[Recorded data]
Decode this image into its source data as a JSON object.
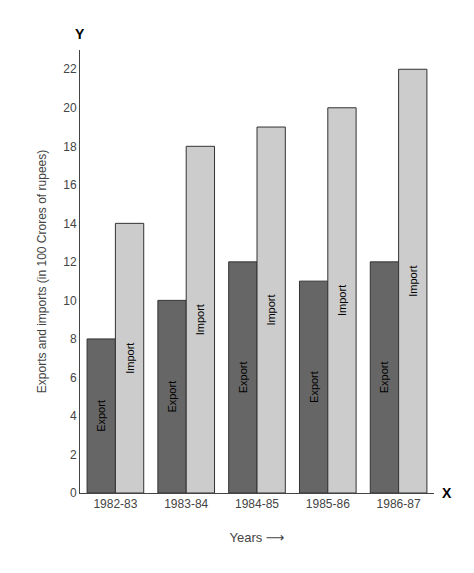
{
  "chart_data": {
    "type": "bar",
    "categories": [
      "1982-83",
      "1983-84",
      "1984-85",
      "1985-86",
      "1986-87"
    ],
    "series": [
      {
        "name": "Export",
        "color": "#666666",
        "values": [
          8,
          10,
          12,
          11,
          12
        ]
      },
      {
        "name": "Import",
        "color": "#cccccc",
        "values": [
          14,
          18,
          19,
          20,
          22
        ]
      }
    ],
    "xlabel": "Years ⟶",
    "ylabel": "Exports and imports (in 100 Crores of rupees)",
    "annotations": [
      {
        "text": "Y",
        "axis": "y"
      },
      {
        "text": "X",
        "axis": "x"
      }
    ],
    "ylim": [
      0,
      23
    ],
    "yticks": [
      0,
      2,
      4,
      6,
      8,
      10,
      12,
      14,
      16,
      18,
      20,
      22
    ],
    "grid": false
  }
}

TASK INSTRUCTIONS:
Using the data above, print every line exactly, omitting pictures.

THE ANSWER:
Decode this image into its source data as a JSON object.
{
  "chart_data": {
    "type": "bar",
    "categories": [
      "1982-83",
      "1983-84",
      "1984-85",
      "1985-86",
      "1986-87"
    ],
    "series": [
      {
        "name": "Export",
        "color": "#666666",
        "values": [
          8,
          10,
          12,
          11,
          12
        ]
      },
      {
        "name": "Import",
        "color": "#cccccc",
        "values": [
          14,
          18,
          19,
          20,
          22
        ]
      }
    ],
    "xlabel": "Years ⟶",
    "ylabel": "Exports and imports (in 100 Crores of rupees)",
    "annotations": [
      {
        "text": "Y",
        "axis": "y"
      },
      {
        "text": "X",
        "axis": "x"
      }
    ],
    "ylim": [
      0,
      23
    ],
    "yticks": [
      0,
      2,
      4,
      6,
      8,
      10,
      12,
      14,
      16,
      18,
      20,
      22
    ],
    "grid": false
  }
}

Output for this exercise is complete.